## Task data
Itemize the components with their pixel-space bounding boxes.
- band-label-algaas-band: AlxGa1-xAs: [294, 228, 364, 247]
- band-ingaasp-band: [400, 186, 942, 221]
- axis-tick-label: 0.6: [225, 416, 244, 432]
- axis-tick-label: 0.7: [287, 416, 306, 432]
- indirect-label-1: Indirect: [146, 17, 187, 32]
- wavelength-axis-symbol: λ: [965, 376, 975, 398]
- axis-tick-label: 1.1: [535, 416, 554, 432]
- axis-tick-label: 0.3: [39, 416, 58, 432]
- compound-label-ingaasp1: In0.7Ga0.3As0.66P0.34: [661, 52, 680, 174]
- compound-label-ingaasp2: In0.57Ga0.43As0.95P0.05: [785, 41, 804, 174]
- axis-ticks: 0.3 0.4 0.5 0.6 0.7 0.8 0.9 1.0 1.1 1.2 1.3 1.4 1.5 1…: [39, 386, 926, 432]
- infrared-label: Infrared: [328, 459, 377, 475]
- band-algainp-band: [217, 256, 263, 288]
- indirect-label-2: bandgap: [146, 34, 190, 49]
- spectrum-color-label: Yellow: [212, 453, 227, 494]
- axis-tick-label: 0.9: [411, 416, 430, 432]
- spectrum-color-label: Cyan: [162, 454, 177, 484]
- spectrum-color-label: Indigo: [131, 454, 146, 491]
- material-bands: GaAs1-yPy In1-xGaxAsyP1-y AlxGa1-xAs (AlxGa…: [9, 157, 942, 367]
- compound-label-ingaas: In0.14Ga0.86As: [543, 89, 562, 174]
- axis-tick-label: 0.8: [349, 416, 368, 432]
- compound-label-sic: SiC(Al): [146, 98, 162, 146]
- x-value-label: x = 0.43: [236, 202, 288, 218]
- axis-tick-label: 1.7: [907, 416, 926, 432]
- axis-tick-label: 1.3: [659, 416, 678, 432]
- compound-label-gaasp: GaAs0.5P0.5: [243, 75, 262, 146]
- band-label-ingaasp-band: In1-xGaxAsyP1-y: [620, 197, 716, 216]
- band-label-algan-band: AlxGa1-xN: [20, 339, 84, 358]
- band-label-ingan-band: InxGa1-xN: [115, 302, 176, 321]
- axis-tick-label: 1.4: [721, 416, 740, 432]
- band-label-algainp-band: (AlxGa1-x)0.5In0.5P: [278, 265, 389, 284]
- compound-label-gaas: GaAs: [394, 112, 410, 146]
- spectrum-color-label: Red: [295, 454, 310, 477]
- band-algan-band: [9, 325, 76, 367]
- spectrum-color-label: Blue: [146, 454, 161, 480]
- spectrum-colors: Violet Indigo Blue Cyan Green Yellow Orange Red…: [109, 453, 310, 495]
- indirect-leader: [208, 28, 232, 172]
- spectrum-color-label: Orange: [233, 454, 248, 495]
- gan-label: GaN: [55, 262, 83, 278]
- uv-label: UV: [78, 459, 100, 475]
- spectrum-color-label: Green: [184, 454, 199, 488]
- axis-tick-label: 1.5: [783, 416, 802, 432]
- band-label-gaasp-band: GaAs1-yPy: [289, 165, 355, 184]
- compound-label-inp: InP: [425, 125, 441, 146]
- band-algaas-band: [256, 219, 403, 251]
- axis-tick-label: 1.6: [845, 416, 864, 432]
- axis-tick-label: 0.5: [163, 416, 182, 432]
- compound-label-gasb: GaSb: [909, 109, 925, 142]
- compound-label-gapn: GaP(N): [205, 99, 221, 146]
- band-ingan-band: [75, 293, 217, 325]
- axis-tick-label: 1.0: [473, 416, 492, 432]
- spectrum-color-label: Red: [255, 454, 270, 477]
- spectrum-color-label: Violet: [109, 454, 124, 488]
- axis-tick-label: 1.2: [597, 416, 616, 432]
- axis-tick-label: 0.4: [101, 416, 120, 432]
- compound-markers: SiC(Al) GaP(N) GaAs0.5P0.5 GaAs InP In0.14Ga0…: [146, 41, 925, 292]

## What to produce
Filter the records, keeping every line that contains the word "compound", and treat case as significant.

## Answer for this exercise
- compound-label-ingaasp1: In0.7Ga0.3As0.66P0.34: [661, 52, 680, 174]
- compound-label-ingaasp2: In0.57Ga0.43As0.95P0.05: [785, 41, 804, 174]
- compound-label-ingaas: In0.14Ga0.86As: [543, 89, 562, 174]
- compound-label-sic: SiC(Al): [146, 98, 162, 146]
- compound-label-gaasp: GaAs0.5P0.5: [243, 75, 262, 146]
- compound-label-gaas: GaAs: [394, 112, 410, 146]
- compound-label-inp: InP: [425, 125, 441, 146]
- compound-label-gasb: GaSb: [909, 109, 925, 142]
- compound-label-gapn: GaP(N): [205, 99, 221, 146]
- compound-markers: SiC(Al) GaP(N) GaAs0.5P0.5 GaAs InP In0.14Ga0…: [146, 41, 925, 292]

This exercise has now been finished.